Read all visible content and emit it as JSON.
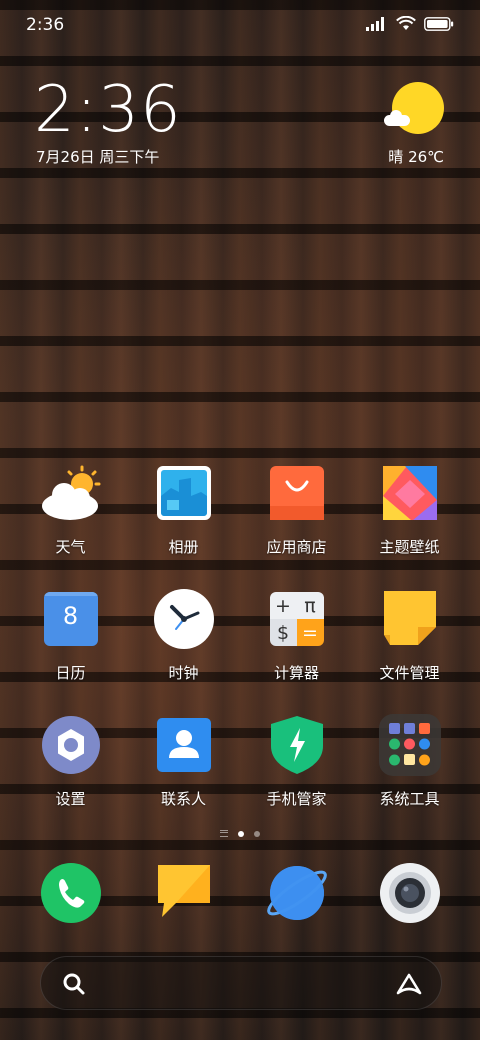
{
  "status_bar": {
    "time": "2:36"
  },
  "lock_widget": {
    "clock": "2:36",
    "date": "7月26日 周三下午",
    "weather": "晴 26℃"
  },
  "apps": [
    {
      "label": "天气",
      "icon": "weather-icon"
    },
    {
      "label": "相册",
      "icon": "gallery-icon"
    },
    {
      "label": "应用商店",
      "icon": "app-store-icon"
    },
    {
      "label": "主题壁纸",
      "icon": "themes-icon"
    },
    {
      "label": "日历",
      "icon": "calendar-icon",
      "badge": "8"
    },
    {
      "label": "时钟",
      "icon": "clock-icon"
    },
    {
      "label": "计算器",
      "icon": "calculator-icon",
      "symbols": [
        "+",
        "π",
        "$",
        "="
      ]
    },
    {
      "label": "文件管理",
      "icon": "file-manager-icon"
    },
    {
      "label": "设置",
      "icon": "settings-icon"
    },
    {
      "label": "联系人",
      "icon": "contacts-icon"
    },
    {
      "label": "手机管家",
      "icon": "security-icon"
    },
    {
      "label": "系统工具",
      "icon": "system-tools-folder-icon"
    }
  ],
  "dock": [
    {
      "icon": "phone-icon"
    },
    {
      "icon": "messages-icon"
    },
    {
      "icon": "browser-icon"
    },
    {
      "icon": "camera-icon"
    }
  ],
  "page_indicator": {
    "pages": 2,
    "current": 1
  },
  "colors": {
    "sun": "#ffd726",
    "phone_green": "#1fc466",
    "note_yellow": "#ffc531",
    "browser_blue": "#3d8ff0",
    "security_green": "#19c07c"
  }
}
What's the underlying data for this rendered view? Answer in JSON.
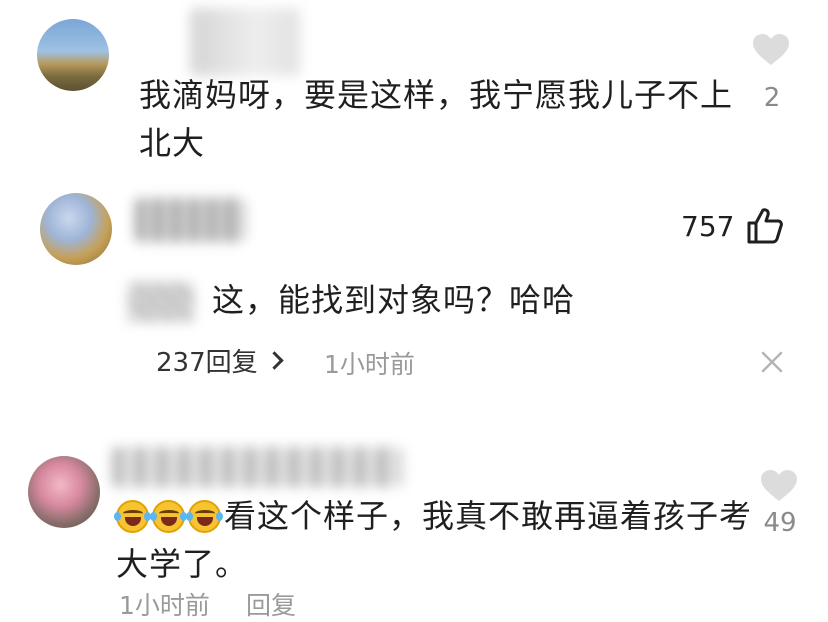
{
  "comments": [
    {
      "text": "我滴妈呀，要是这样，我宁愿我儿子不上北大",
      "likes": "2"
    },
    {
      "text": "这，能找到对象吗？哈哈",
      "likes": "757",
      "reply_label": "237回复",
      "time": "1小时前"
    },
    {
      "text": "看这个样子，我真不敢再逼着孩子考大学了。",
      "emoji_count": 3,
      "emoji": "laughing-tears-emoji",
      "likes": "49",
      "time": "1小时前",
      "reply_label": "回复"
    }
  ],
  "colors": {
    "text": "#1f1f1f",
    "muted": "#9a9a9a",
    "heart": "#dcdcdc"
  },
  "icons": [
    "heart-icon",
    "thumbs-up-icon",
    "chevron-right-icon",
    "close-icon"
  ]
}
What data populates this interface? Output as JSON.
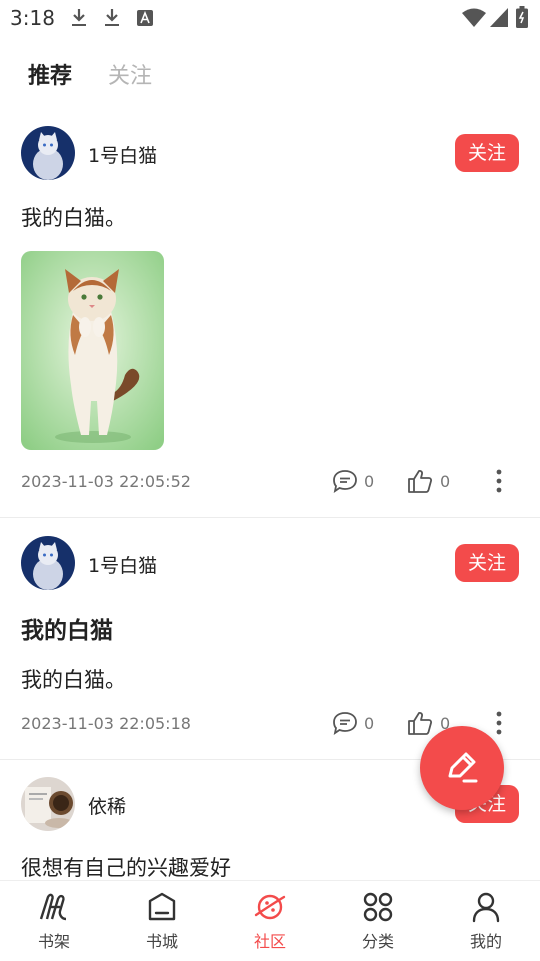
{
  "status_bar": {
    "time": "3:18",
    "left_icons": [
      "download-icon",
      "download-icon",
      "font-icon"
    ],
    "right_icons": [
      "wifi-icon",
      "signal-icon",
      "battery-icon"
    ]
  },
  "tabs": [
    {
      "label": "推荐",
      "active": true
    },
    {
      "label": "关注",
      "active": false
    }
  ],
  "posts": [
    {
      "author": "1号白猫",
      "follow_label": "关注",
      "text": "我的白猫。",
      "date": "2023-11-03 22:05:52",
      "comments": "0",
      "likes": "0"
    },
    {
      "author": "1号白猫",
      "follow_label": "关注",
      "title": "我的白猫",
      "text": "我的白猫。",
      "date": "2023-11-03 22:05:18",
      "comments": "0",
      "likes": "0"
    },
    {
      "author": "依稀",
      "follow_label": "关注",
      "text": "很想有自己的兴趣爱好"
    }
  ],
  "fab": {
    "icon": "edit-icon"
  },
  "bottom_nav": [
    {
      "label": "书架",
      "icon": "bookshelf-icon",
      "active": false
    },
    {
      "label": "书城",
      "icon": "bookstore-icon",
      "active": false
    },
    {
      "label": "社区",
      "icon": "planet-icon",
      "active": true
    },
    {
      "label": "分类",
      "icon": "category-icon",
      "active": false
    },
    {
      "label": "我的",
      "icon": "profile-icon",
      "active": false
    }
  ],
  "colors": {
    "accent": "#f34b4b",
    "muted": "#b5b5b5",
    "meta": "#777777"
  }
}
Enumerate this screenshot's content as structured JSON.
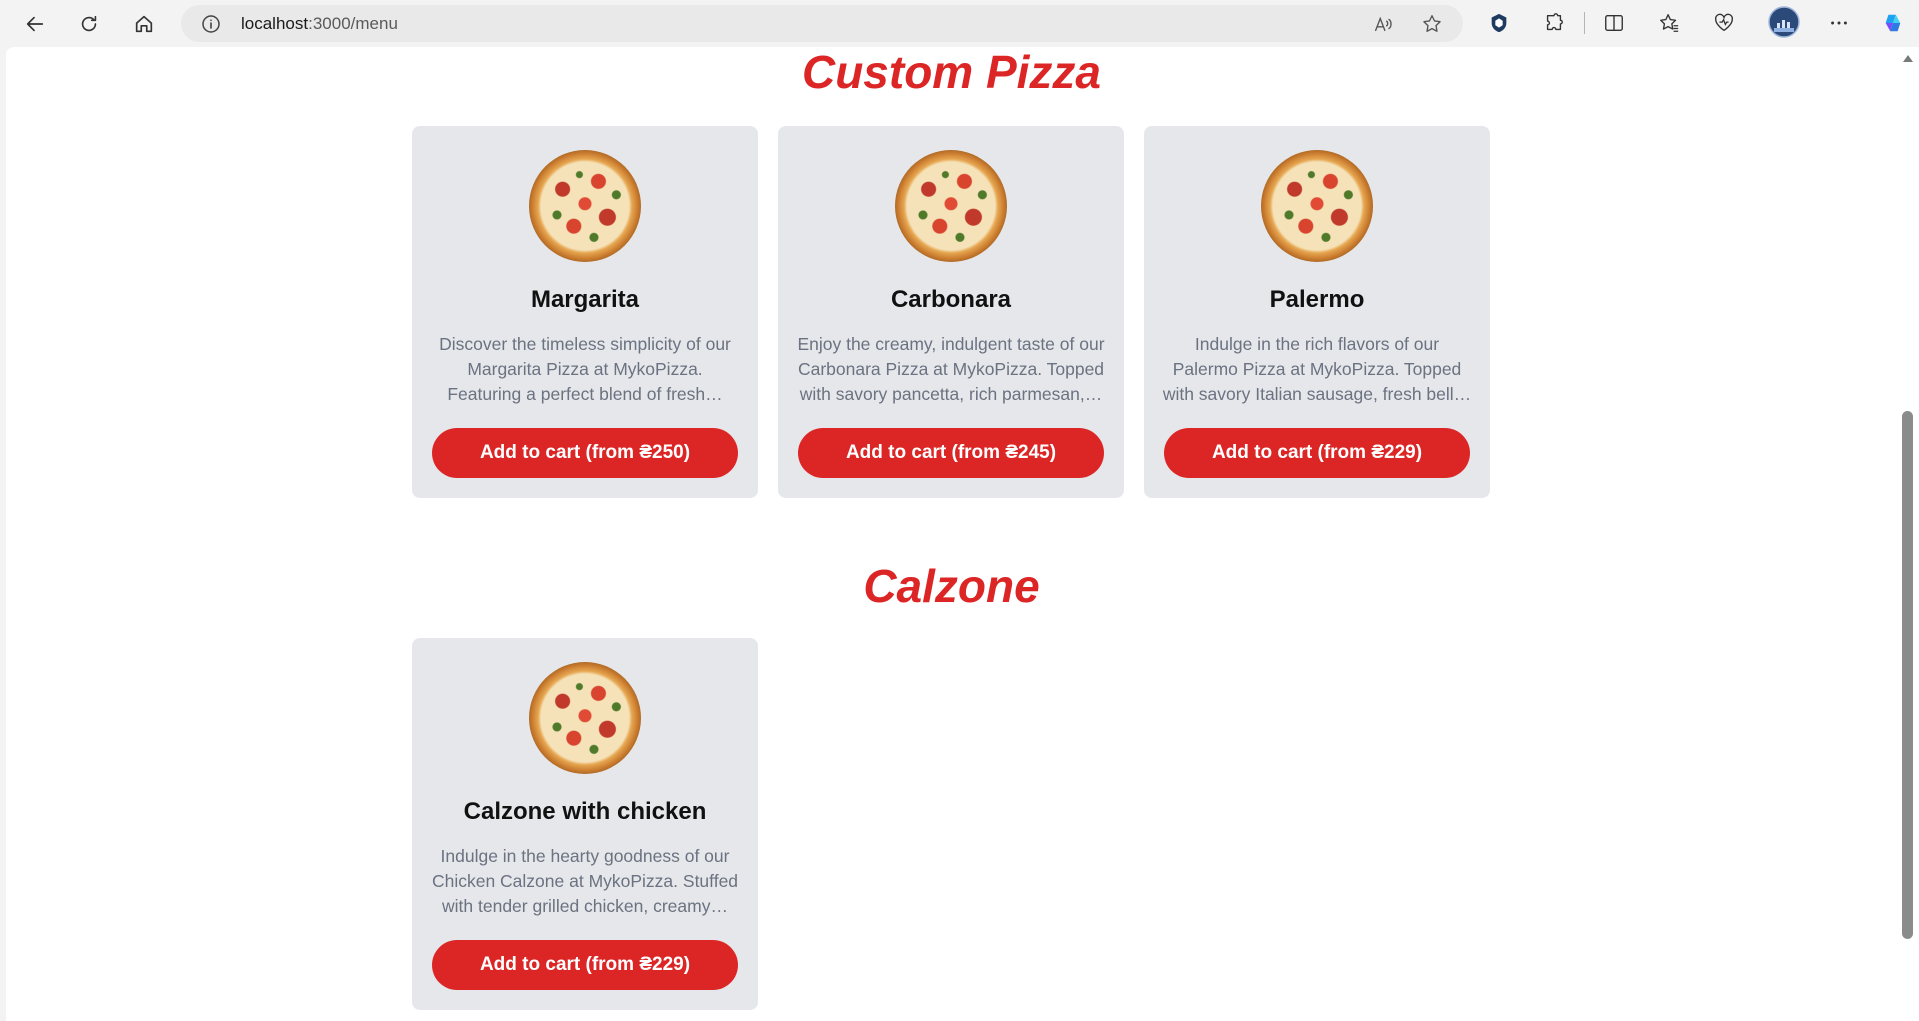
{
  "browser": {
    "url_host": "localhost",
    "url_path": ":3000/menu"
  },
  "icons": {
    "back": "back-arrow-icon",
    "reload": "reload-icon",
    "home": "home-icon",
    "info": "info-icon",
    "read_aloud": "read-aloud-icon",
    "favorite": "star-icon",
    "extensions": "puzzle-icon",
    "split": "split-screen-icon",
    "favorites": "favorites-icon",
    "health": "browser-essentials-icon",
    "profile": "profile-avatar",
    "more": "more-icon",
    "copilot": "copilot-icon"
  },
  "colors": {
    "accent": "#dc2626",
    "card_bg": "#e5e7eb",
    "desc_text": "#6b7280"
  },
  "sections": [
    {
      "title": "Custom Pizza",
      "items": [
        {
          "name": "Margarita",
          "description": "Discover the timeless simplicity of our Margarita Pizza at MykoPizza. Featuring a perfect blend of fresh…",
          "button": "Add to cart (from ₴250)"
        },
        {
          "name": "Carbonara",
          "description": "Enjoy the creamy, indulgent taste of our Carbonara Pizza at MykoPizza. Topped with savory pancetta, rich parmesan,…",
          "button": "Add to cart (from ₴245)"
        },
        {
          "name": "Palermo",
          "description": "Indulge in the rich flavors of our Palermo Pizza at MykoPizza. Topped with savory Italian sausage, fresh bell…",
          "button": "Add to cart (from ₴229)"
        }
      ]
    },
    {
      "title": "Calzone",
      "items": [
        {
          "name": "Calzone with chicken",
          "description": "Indulge in the hearty goodness of our Chicken Calzone at MykoPizza. Stuffed with tender grilled chicken, creamy…",
          "button": "Add to cart (from ₴229)"
        }
      ]
    }
  ]
}
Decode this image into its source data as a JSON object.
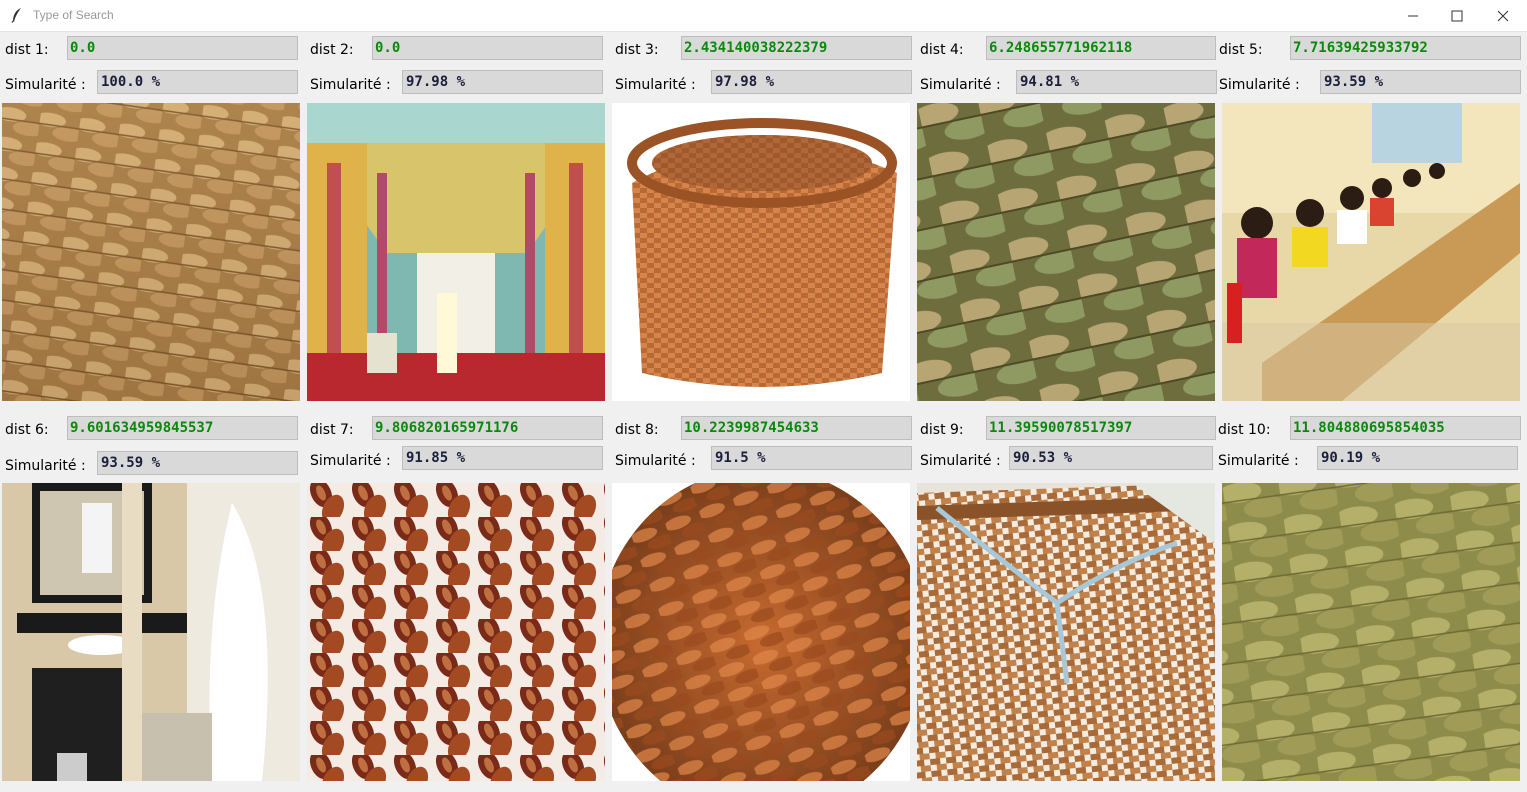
{
  "window": {
    "title": "Type of Search",
    "controls": [
      "minimize-icon",
      "maximize-icon",
      "close-icon"
    ]
  },
  "results": [
    {
      "dist_label": "dist 1:",
      "dist": "0.0",
      "sim_label": "Simularité :",
      "sim": "100.0 %",
      "image": "braided-straw-closeup"
    },
    {
      "dist_label": "dist 2:",
      "dist": "0.0",
      "sim_label": "Simularité :",
      "sim": "97.98 %",
      "image": "temple-interior"
    },
    {
      "dist_label": "dist 3:",
      "dist": "2.434140038222379",
      "sim_label": "Simularité :",
      "sim": "97.98 %",
      "image": "wicker-basket"
    },
    {
      "dist_label": "dist 4:",
      "dist": "6.248655771962118",
      "sim_label": "Simularité :",
      "sim": "94.81 %",
      "image": "green-braided-leaves"
    },
    {
      "dist_label": "dist 5:",
      "dist": "7.71639425933792",
      "sim_label": "Simularité :",
      "sim": "93.59 %",
      "image": "children-in-classroom"
    },
    {
      "dist_label": "dist 6:",
      "dist": "9.601634959845537",
      "sim_label": "Simularité :",
      "sim": "93.59 %",
      "image": "hotel-bathroom"
    },
    {
      "dist_label": "dist 7:",
      "dist": "9.806820165971176",
      "sim_label": "Simularité :",
      "sim": "91.85 %",
      "image": "dark-braided-strands"
    },
    {
      "dist_label": "dist 8:",
      "dist": "10.2239987454633",
      "sim_label": "Simularité :",
      "sim": "91.5 %",
      "image": "braided-hair"
    },
    {
      "dist_label": "dist 9:",
      "dist": "11.39590078517397",
      "sim_label": "Simularité :",
      "sim": "90.53 %",
      "image": "wicker-basket-ribbon"
    },
    {
      "dist_label": "dist 10:",
      "dist": "11.804880695854035",
      "sim_label": "Simularité :",
      "sim": "90.19 %",
      "image": "green-felt-braid"
    }
  ],
  "colors": {
    "dist_text": "#0a8a0a",
    "sim_text": "#1a1f3a",
    "field_bg": "#d9d9d9",
    "window_bg": "#f0f0f0"
  }
}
------------------------------------------------
- _YOUR TASK_
Scan the records above, count the lines with "title" in them, and give only the number.

- _ANSWER TO THIS TASK_
4